WHAT NEEDS TO BE DONE.
Select all lines holding the word "приладу" from the entries that follow.
+++
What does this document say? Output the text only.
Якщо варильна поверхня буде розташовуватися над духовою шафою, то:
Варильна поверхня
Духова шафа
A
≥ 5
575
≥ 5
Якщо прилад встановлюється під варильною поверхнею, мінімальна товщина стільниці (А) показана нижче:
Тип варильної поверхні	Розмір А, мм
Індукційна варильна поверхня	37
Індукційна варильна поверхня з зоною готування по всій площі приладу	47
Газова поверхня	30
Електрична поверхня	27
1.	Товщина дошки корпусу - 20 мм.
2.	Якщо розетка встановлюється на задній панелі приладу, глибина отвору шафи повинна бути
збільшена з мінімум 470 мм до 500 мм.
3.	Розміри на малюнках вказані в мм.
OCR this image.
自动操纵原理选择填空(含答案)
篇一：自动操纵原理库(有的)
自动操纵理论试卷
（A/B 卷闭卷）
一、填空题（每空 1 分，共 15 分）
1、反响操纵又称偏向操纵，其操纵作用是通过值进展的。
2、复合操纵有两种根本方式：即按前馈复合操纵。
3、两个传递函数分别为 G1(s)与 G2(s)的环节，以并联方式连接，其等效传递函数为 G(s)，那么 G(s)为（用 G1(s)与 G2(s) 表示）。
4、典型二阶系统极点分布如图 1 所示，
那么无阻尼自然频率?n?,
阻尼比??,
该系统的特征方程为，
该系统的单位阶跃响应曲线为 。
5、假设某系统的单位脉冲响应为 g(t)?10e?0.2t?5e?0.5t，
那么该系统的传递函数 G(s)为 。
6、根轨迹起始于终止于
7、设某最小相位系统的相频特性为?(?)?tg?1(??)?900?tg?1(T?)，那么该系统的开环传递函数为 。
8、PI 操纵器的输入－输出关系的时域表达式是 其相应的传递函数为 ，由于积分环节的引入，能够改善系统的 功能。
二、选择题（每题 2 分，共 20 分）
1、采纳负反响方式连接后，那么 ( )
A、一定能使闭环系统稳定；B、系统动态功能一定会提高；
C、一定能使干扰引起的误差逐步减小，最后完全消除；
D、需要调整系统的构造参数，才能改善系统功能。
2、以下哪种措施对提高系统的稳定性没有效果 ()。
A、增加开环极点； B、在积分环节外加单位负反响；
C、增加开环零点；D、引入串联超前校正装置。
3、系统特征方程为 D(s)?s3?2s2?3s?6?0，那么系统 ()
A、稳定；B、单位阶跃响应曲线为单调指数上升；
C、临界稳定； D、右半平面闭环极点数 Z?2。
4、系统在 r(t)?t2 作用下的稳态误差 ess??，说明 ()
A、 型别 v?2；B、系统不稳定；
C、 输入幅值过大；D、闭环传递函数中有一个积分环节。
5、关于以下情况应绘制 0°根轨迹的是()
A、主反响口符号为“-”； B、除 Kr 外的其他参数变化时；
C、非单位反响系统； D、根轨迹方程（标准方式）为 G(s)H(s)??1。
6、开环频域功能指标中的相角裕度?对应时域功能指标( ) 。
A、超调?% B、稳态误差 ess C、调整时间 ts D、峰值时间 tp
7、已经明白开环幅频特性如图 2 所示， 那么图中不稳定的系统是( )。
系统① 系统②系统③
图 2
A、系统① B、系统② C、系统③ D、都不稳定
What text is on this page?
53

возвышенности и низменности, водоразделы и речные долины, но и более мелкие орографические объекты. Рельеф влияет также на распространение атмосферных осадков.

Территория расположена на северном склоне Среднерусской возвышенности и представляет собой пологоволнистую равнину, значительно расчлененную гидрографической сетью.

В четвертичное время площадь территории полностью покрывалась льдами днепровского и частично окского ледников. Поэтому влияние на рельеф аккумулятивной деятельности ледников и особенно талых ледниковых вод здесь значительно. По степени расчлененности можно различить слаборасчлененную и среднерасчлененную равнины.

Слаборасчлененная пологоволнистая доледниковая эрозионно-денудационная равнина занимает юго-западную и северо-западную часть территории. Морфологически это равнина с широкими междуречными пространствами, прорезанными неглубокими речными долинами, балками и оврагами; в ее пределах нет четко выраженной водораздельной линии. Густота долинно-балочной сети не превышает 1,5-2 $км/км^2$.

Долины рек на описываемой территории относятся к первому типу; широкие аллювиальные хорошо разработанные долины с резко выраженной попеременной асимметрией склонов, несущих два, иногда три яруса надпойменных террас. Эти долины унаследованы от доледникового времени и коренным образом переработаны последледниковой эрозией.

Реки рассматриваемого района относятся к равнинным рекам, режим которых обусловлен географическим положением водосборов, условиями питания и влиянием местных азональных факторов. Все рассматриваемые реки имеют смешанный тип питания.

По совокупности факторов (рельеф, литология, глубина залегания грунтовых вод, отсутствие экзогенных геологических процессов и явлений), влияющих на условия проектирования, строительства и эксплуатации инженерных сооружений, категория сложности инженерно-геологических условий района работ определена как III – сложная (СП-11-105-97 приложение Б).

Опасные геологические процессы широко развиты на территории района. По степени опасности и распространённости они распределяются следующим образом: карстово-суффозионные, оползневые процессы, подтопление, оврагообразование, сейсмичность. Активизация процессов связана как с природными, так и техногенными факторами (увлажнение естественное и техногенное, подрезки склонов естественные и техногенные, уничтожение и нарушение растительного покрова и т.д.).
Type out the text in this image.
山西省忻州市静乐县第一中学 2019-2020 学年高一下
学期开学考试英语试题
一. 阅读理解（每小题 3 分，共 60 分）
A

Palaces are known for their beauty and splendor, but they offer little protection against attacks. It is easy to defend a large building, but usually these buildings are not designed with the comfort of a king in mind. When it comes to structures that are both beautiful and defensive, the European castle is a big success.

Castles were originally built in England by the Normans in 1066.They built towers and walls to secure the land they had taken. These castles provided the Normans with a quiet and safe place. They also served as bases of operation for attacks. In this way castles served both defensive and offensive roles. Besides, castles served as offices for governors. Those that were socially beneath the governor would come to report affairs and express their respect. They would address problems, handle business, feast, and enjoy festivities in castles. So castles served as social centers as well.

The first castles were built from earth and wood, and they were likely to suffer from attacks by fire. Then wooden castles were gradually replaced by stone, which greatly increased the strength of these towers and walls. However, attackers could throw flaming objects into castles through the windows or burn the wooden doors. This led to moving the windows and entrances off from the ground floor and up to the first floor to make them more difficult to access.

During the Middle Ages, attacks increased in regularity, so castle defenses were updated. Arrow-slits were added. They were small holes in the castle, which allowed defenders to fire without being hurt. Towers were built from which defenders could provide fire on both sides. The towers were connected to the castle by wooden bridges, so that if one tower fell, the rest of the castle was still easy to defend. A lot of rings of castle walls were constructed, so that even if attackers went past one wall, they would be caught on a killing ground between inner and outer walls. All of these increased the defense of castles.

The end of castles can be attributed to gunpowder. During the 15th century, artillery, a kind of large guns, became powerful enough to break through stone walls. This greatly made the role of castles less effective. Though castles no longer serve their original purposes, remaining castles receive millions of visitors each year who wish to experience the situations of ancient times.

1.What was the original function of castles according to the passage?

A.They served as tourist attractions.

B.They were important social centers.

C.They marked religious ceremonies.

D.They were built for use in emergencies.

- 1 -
+++
RIGHT ANSWER.
Індукційна варильна поверхня з зоною готування по всій площі приладу	47
2.	Якщо розетка встановлюється на задній панелі приладу, глибина отвору шафи повинна бути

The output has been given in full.